*** Opening Supplied records ***
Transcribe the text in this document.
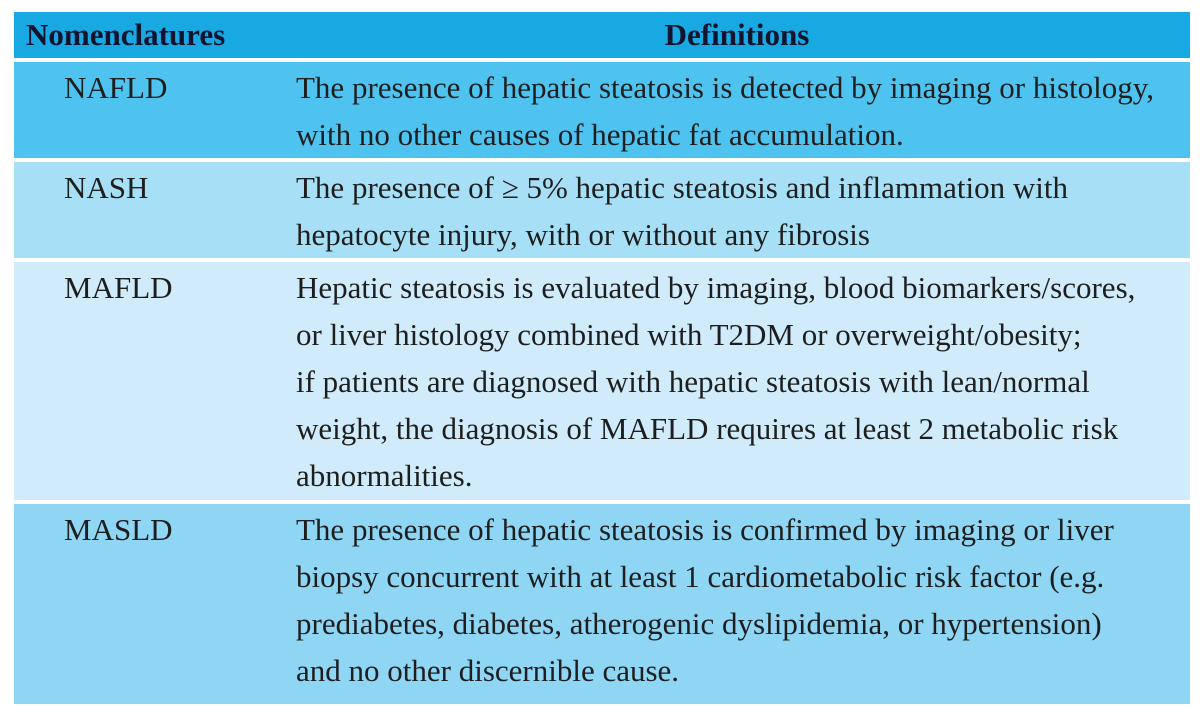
Nomenclatures	Definitions
NAFLD	The presence of hepatic steatosis is detected by imaging or histology,
with no other causes of hepatic fat accumulation.
NASH	The presence of ≥ 5% hepatic steatosis and inflammation with
hepatocyte injury, with or without any fibrosis
MAFLD	Hepatic steatosis is evaluated by imaging, blood biomarkers/scores,
or liver histology combined with T2DM or overweight/obesity;
if patients are diagnosed with hepatic steatosis with lean/normal
weight, the diagnosis of MAFLD requires at least 2 metabolic risk
abnormalities.
MASLD	The presence of hepatic steatosis is confirmed by imaging or liver
biopsy concurrent with at least 1 cardiometabolic risk factor (e.g.
prediabetes, diabetes, atherogenic dyslipidemia, or hypertension)
and no other discernible cause.
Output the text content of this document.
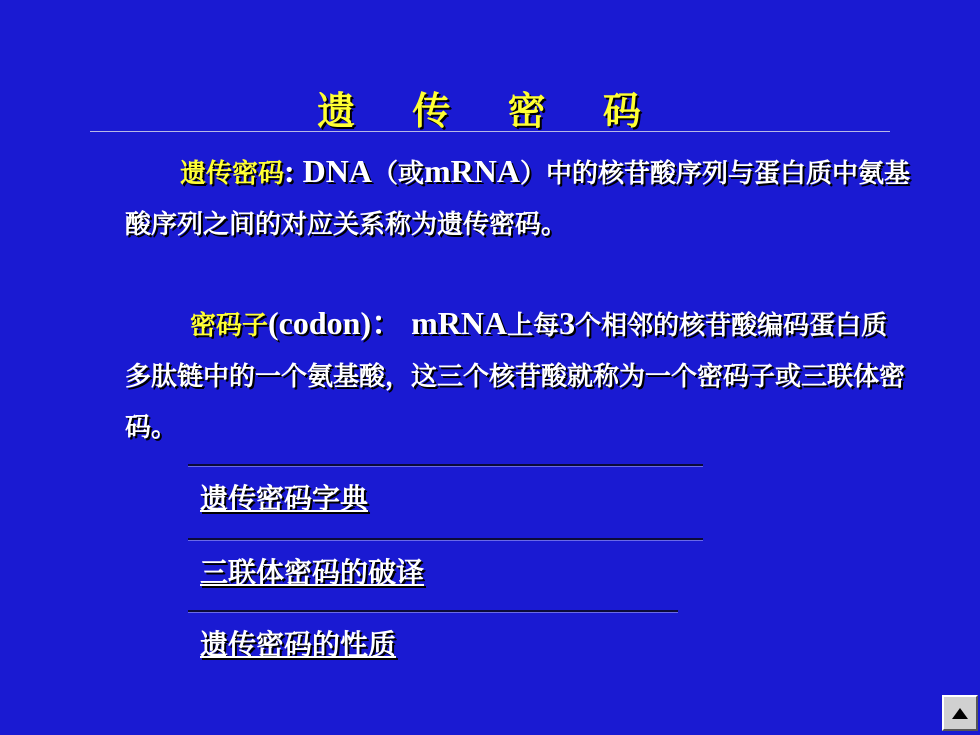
遗 传 密 码
遗传密码: DNA（或mRNA）中的核苷酸序列与蛋白质中氨基酸序列之间的对应关系称为遗传密码。
密码子(codon)： mRNA上每3个相邻的核苷酸编码蛋白质多肽链中的一个氨基酸，这三个核苷酸就称为一个密码子或三联体密码。
遗传密码字典
三联体密码的破译
遗传密码的性质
*** Closing Supplied records ***
> **What needs to be done**:
Here the job is to repeat the entries verbatim while leaving all pictures out.

> **Output of the task**:
Transcribe the text in this document.
Nomenclatures	Definitions
NAFLD	The presence of hepatic steatosis is detected by imaging or histology,
with no other causes of hepatic fat accumulation.
NASH	The presence of ≥ 5% hepatic steatosis and inflammation with
hepatocyte injury, with or without any fibrosis
MAFLD	Hepatic steatosis is evaluated by imaging, blood biomarkers/scores,
or liver histology combined with T2DM or overweight/obesity;
if patients are diagnosed with hepatic steatosis with lean/normal
weight, the diagnosis of MAFLD requires at least 2 metabolic risk
abnormalities.
MASLD	The presence of hepatic steatosis is confirmed by imaging or liver
biopsy concurrent with at least 1 cardiometabolic risk factor (e.g.
prediabetes, diabetes, atherogenic dyslipidemia, or hypertension)
and no other discernible cause.
Output the text content of this document.
遗 传 密 码
遗传密码: DNA（或mRNA）中的核苷酸序列与蛋白质中氨基酸序列之间的对应关系称为遗传密码。
密码子(codon)： mRNA上每3个相邻的核苷酸编码蛋白质多肽链中的一个氨基酸，这三个核苷酸就称为一个密码子或三联体密码。
遗传密码字典
三联体密码的破译
遗传密码的性质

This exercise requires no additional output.